TASK STATEMENT: Go through the entries below and print each one exactly, leaving out pictures.

====== DATA ROWS ======

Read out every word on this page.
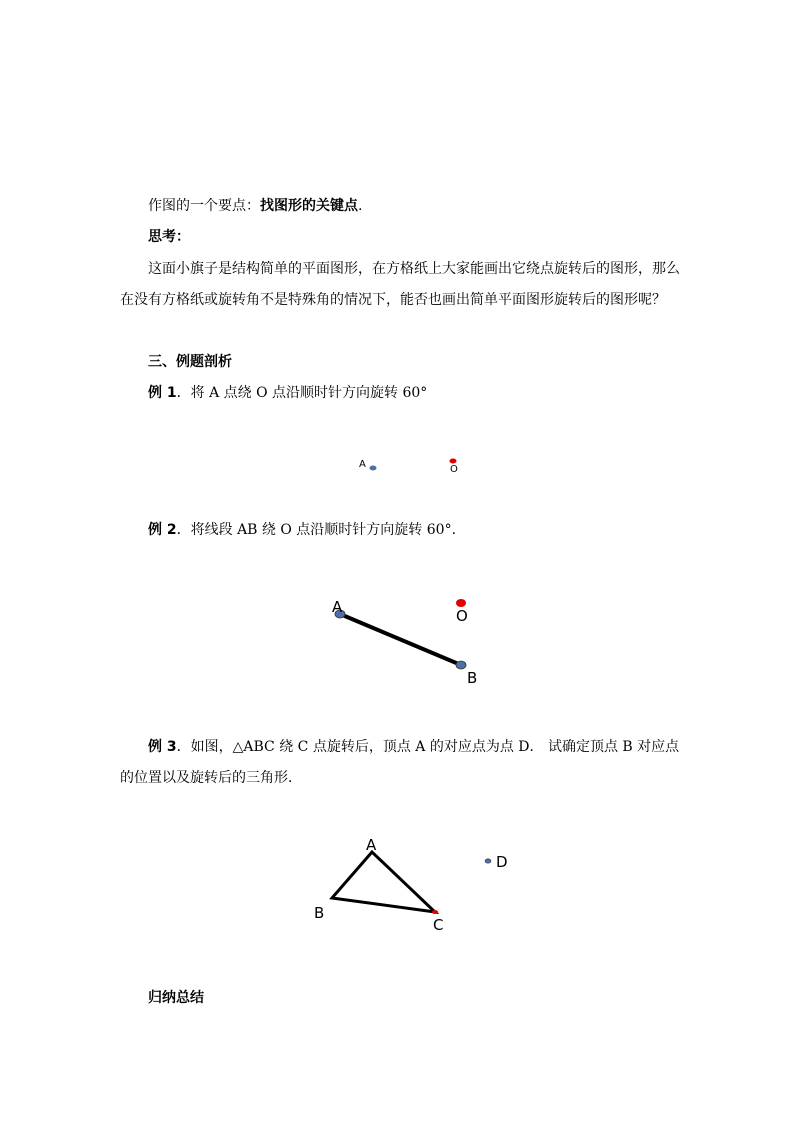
作图的一个要点：找图形的关键点.
思考：
这面小旗子是结构简单的平面图形，在方格纸上大家能画出它绕点旋转后的图形，那么
在没有方格纸或旋转角不是特殊角的情况下，能否也画出简单平面图形旋转后的图形呢？
三、例题剖析
例 1．将 A 点绕 O 点沿顺时针方向旋转 60°
A	O
例 2．将线段 AB 绕 O 点沿顺时针方向旋转 60°.
A	O
B
例 3．如图，△ABC 绕 C 点旋转后，顶点 A 的对应点为点 D． 试确定顶点 B 对应点
的位置以及旋转后的三角形．
A
B
C
D
归纳总结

======

FINAL ANSWER:
Read out every word on this page.
作图的一个要点：找图形的关键点.
思考：
这面小旗子是结构简单的平面图形，在方格纸上大家能画出它绕点旋转后的图形，那么
在没有方格纸或旋转角不是特殊角的情况下，能否也画出简单平面图形旋转后的图形呢？
三、例题剖析
例 1．将 A 点绕 O 点沿顺时针方向旋转 60°
A	O
例 2．将线段 AB 绕 O 点沿顺时针方向旋转 60°.
A	O
B
例 3．如图，△ABC 绕 C 点旋转后，顶点 A 的对应点为点 D． 试确定顶点 B 对应点
的位置以及旋转后的三角形．
A
B
C
D
归纳总结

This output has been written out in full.